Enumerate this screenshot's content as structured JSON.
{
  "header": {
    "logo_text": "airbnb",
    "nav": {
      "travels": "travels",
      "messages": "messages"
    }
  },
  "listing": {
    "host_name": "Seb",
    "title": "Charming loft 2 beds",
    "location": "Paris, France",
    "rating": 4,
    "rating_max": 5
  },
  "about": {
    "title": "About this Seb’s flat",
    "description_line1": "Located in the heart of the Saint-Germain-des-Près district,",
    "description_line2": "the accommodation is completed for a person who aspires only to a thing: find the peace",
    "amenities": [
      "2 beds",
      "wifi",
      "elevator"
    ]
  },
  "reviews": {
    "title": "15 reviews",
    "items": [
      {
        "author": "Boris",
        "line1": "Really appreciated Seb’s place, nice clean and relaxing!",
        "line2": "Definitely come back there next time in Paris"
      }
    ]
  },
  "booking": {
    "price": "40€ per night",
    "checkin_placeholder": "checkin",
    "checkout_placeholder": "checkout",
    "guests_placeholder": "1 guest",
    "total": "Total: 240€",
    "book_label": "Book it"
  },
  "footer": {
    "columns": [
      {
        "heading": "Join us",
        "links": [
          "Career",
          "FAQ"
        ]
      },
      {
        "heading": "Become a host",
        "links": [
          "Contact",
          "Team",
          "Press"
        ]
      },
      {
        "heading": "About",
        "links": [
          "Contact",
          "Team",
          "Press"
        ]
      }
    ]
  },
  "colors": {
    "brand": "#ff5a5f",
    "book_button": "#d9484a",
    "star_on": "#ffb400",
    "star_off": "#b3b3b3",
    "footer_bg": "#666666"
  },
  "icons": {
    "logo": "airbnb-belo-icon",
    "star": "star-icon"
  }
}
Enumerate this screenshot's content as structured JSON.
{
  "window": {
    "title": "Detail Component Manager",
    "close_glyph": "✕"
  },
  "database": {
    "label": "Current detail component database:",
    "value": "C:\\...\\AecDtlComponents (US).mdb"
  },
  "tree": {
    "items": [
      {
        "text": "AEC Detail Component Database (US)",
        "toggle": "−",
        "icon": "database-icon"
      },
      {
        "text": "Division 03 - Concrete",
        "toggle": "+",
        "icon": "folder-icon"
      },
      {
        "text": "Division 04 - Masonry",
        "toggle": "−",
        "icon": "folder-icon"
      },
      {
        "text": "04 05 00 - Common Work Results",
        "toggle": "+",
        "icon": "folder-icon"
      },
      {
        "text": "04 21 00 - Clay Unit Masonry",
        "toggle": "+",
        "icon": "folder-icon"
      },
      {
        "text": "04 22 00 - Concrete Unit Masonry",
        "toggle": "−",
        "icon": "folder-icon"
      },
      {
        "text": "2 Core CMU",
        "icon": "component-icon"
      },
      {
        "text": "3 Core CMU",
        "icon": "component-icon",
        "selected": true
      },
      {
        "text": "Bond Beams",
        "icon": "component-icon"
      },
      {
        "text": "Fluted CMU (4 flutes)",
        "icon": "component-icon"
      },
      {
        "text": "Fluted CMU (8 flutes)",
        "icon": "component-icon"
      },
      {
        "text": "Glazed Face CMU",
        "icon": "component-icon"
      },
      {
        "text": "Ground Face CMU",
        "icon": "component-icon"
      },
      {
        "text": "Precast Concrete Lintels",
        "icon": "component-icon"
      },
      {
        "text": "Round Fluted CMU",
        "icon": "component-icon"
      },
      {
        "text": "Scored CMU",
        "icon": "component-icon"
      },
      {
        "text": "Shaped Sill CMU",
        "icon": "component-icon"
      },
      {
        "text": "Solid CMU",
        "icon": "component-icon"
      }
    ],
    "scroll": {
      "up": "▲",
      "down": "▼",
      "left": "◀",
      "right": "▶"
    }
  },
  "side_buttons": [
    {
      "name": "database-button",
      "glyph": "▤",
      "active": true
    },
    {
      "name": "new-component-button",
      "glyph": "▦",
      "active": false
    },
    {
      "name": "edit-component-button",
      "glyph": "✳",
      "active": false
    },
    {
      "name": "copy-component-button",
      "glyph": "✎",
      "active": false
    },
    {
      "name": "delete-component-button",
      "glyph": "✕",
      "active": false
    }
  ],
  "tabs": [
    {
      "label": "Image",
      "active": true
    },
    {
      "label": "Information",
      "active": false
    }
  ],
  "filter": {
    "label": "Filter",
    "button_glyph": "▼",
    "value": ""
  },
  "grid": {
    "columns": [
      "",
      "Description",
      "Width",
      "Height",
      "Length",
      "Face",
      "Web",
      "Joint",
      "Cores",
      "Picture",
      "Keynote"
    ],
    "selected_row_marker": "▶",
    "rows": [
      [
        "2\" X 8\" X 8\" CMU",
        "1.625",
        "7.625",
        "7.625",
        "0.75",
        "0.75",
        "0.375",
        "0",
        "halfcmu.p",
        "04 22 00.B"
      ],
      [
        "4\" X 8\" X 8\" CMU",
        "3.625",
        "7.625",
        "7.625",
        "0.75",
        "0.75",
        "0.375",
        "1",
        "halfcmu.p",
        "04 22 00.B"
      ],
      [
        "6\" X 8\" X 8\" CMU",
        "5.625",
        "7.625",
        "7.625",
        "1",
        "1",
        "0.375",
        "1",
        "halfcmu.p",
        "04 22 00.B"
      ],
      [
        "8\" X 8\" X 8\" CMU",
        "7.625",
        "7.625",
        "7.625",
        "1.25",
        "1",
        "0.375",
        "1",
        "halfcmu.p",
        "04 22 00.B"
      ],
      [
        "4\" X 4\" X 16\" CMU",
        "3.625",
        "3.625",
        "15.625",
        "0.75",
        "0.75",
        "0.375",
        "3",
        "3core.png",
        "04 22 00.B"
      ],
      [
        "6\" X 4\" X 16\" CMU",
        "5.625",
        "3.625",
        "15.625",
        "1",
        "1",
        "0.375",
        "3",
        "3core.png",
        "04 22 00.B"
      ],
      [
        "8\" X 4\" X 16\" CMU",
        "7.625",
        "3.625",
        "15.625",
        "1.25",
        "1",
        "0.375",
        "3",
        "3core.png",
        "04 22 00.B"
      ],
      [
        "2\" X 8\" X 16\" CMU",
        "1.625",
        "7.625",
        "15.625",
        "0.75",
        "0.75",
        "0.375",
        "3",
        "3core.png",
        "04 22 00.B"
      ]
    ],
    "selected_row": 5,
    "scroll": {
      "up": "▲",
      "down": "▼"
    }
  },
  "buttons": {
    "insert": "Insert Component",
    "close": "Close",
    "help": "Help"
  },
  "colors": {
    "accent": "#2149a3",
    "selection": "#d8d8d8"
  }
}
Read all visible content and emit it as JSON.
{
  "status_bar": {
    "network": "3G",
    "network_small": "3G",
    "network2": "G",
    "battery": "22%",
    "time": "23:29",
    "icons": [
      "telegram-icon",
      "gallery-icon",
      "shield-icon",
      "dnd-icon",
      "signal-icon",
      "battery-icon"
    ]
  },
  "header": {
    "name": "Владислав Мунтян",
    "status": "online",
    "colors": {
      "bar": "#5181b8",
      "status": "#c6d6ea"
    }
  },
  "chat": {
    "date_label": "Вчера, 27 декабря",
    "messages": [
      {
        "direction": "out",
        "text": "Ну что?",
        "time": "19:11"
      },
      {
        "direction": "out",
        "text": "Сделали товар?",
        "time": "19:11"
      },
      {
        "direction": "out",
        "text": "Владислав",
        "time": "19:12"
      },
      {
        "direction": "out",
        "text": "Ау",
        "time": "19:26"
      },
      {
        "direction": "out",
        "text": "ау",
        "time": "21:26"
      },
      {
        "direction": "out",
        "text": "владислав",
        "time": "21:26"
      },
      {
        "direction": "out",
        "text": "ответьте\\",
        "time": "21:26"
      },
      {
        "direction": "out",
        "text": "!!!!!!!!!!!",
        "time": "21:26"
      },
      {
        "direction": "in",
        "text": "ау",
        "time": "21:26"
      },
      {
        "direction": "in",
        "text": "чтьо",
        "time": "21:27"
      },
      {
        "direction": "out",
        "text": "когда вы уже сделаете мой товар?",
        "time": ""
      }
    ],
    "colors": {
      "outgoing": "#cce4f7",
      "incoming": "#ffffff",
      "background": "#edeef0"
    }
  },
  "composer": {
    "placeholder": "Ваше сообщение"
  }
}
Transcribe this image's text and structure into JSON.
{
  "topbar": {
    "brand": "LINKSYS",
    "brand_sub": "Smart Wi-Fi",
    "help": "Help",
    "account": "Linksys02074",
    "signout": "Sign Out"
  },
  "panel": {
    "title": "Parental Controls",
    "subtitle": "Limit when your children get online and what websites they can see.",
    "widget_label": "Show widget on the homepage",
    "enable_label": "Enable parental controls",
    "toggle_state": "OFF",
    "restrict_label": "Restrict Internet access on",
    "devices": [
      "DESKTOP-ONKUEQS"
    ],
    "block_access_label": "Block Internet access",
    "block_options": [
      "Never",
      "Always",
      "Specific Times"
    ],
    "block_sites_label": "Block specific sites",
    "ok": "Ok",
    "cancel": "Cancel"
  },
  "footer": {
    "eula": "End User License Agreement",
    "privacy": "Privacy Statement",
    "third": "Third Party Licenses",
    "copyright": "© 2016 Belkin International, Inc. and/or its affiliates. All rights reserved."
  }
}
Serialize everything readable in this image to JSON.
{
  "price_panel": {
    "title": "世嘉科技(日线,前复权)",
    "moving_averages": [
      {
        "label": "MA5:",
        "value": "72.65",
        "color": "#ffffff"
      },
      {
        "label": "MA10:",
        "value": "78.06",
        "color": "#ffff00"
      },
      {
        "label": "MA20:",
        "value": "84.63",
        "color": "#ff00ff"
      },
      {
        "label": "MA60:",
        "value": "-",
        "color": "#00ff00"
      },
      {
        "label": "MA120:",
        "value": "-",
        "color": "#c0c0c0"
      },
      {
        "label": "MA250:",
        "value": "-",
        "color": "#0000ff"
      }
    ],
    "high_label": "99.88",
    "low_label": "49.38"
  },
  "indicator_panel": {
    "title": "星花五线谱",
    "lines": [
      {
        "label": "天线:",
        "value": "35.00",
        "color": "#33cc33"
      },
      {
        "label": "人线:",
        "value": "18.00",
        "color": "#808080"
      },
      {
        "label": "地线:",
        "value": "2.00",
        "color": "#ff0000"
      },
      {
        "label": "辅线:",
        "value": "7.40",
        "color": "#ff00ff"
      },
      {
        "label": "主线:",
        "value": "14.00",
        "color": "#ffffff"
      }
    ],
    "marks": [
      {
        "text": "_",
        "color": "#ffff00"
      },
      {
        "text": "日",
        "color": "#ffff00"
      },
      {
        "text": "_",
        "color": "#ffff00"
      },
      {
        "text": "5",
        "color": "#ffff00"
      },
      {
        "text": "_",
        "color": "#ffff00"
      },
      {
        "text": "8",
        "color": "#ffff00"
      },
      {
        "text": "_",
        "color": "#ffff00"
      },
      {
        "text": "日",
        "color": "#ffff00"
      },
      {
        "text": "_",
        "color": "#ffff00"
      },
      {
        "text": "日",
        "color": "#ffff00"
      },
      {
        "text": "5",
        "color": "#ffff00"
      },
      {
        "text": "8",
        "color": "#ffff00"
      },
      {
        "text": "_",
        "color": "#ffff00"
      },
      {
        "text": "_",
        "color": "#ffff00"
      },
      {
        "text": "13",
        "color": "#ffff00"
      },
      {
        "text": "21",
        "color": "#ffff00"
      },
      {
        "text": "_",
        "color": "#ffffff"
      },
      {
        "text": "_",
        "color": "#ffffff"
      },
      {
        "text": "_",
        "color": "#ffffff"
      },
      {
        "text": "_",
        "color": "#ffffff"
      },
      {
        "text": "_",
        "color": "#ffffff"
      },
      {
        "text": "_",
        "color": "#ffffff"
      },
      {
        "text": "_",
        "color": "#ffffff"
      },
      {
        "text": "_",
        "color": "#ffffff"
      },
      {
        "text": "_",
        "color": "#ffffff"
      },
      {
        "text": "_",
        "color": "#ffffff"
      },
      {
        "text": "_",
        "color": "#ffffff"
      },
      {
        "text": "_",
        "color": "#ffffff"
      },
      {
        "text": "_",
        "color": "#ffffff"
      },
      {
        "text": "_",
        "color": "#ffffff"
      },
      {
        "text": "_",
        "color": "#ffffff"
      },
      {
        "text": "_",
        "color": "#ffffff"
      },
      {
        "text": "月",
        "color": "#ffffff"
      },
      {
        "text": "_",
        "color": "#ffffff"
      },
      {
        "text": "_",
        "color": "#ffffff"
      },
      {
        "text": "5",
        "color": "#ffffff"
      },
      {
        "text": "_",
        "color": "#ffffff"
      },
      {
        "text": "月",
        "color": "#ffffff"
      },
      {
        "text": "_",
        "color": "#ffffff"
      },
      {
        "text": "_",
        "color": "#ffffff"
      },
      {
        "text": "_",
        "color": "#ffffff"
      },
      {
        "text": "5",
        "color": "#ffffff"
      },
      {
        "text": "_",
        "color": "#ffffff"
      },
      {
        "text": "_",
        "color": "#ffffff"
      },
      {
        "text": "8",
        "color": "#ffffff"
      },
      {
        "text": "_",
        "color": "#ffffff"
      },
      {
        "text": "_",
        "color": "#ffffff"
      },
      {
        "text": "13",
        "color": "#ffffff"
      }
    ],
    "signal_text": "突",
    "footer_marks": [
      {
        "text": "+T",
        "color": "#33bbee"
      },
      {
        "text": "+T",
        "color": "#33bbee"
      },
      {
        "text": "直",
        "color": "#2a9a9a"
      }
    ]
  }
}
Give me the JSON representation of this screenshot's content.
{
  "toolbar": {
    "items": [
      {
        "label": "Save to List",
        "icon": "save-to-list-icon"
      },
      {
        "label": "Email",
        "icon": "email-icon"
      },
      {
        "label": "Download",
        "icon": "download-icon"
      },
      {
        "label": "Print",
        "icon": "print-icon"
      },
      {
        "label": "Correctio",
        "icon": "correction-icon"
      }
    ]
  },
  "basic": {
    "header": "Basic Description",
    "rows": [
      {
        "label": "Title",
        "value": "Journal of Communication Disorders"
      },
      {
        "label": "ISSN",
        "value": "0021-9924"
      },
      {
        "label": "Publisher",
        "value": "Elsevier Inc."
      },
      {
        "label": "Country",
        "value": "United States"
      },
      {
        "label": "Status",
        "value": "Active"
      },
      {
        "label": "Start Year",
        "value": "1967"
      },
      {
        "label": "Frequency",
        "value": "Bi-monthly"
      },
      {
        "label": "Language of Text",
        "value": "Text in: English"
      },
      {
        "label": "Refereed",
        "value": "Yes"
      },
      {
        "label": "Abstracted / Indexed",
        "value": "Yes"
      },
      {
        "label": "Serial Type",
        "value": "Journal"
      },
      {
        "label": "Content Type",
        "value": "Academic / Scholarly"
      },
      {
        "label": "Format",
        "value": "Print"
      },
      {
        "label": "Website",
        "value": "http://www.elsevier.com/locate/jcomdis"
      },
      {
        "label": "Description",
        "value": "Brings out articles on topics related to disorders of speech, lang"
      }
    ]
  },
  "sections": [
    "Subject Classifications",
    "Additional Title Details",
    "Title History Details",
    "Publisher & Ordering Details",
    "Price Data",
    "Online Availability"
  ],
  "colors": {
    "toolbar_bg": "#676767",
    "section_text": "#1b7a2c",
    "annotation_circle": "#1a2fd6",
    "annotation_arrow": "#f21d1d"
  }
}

• Required work: Which lines hold the string "flutes"? Copy all of them from the data above.

• Final result:
        "text": "Fluted CMU (4 flutes)",
        "text": "Fluted CMU (8 flutes)",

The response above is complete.